** BEGIN Supplied material **

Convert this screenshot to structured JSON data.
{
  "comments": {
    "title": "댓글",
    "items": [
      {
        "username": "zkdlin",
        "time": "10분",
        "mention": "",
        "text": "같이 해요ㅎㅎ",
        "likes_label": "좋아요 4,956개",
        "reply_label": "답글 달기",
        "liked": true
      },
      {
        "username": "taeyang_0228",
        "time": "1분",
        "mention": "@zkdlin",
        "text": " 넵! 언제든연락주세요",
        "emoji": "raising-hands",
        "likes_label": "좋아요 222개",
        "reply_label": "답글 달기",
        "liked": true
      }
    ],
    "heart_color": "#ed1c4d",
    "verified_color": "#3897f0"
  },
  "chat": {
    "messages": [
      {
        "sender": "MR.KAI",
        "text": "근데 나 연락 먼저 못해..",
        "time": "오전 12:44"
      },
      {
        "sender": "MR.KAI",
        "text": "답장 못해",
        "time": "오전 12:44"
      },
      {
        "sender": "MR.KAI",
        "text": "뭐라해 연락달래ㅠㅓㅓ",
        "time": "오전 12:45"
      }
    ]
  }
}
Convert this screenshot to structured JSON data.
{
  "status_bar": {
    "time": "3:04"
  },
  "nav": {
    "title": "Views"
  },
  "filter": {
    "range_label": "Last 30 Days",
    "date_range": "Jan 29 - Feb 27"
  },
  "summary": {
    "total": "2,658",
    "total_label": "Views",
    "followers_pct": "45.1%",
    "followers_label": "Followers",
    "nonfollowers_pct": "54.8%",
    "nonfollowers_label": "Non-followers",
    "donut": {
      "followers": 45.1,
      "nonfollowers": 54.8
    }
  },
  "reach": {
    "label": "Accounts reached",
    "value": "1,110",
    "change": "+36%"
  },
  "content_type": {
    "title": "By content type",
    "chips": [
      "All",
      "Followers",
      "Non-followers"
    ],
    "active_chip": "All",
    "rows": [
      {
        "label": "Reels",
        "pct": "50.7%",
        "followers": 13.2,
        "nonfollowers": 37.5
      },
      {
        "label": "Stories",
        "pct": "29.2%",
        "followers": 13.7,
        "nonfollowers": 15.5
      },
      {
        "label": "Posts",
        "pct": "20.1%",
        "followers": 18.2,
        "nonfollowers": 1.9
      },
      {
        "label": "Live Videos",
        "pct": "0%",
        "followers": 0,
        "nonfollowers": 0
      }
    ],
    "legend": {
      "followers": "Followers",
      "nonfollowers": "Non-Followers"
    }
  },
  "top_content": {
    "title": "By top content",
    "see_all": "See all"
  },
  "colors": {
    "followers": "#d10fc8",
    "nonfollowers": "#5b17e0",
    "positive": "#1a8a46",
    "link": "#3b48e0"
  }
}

** END Supplied material **

• Written request
Copy each line of the data that contains the word "username".

• Exercise response
        "username": "zkdlin",
        "username": "taeyang_0228",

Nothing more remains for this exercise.